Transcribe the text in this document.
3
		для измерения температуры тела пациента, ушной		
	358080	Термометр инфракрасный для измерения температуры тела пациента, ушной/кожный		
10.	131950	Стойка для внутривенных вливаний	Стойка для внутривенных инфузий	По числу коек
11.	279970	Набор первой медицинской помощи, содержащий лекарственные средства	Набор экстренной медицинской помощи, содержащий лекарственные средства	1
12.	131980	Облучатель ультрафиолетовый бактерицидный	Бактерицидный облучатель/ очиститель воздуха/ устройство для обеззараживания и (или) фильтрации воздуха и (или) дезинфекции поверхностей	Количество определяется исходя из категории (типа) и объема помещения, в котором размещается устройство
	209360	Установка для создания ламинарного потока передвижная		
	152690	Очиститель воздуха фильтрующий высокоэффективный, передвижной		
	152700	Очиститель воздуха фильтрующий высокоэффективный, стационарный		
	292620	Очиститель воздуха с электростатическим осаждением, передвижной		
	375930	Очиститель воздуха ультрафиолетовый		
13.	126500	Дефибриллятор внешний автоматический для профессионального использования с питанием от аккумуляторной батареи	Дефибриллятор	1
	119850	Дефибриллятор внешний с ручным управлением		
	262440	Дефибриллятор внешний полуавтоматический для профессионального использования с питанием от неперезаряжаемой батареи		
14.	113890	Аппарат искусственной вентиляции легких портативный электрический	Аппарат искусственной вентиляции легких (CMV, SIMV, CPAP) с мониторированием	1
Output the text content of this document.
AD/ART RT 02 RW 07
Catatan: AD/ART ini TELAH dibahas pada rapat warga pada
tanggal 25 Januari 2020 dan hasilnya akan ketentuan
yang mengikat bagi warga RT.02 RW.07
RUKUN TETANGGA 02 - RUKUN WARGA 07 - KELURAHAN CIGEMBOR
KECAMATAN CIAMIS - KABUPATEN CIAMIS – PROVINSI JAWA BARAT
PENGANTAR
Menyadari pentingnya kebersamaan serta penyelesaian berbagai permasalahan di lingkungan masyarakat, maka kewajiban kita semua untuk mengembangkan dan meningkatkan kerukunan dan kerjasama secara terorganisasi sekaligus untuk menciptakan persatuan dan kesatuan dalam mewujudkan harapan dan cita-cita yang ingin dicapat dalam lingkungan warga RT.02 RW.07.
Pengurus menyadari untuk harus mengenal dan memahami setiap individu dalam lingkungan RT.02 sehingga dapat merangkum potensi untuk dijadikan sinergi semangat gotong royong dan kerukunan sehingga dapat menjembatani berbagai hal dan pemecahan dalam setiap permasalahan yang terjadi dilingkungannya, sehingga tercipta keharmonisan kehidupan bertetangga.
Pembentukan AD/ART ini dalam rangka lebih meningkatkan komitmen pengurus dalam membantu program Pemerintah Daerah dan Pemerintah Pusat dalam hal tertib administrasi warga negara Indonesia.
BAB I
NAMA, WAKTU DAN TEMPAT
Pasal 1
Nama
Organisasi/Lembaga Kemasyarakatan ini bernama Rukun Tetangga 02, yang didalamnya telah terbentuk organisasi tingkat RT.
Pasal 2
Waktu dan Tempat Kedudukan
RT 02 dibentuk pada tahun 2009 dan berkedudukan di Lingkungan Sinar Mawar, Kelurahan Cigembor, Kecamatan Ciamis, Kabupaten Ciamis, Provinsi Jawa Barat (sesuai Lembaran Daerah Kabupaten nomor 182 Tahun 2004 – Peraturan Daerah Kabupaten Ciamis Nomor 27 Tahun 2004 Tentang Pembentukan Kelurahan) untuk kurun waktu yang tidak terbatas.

Task statement »
Tell how many lines include "передвижной". The number is the whole answer.

Problem solution »
2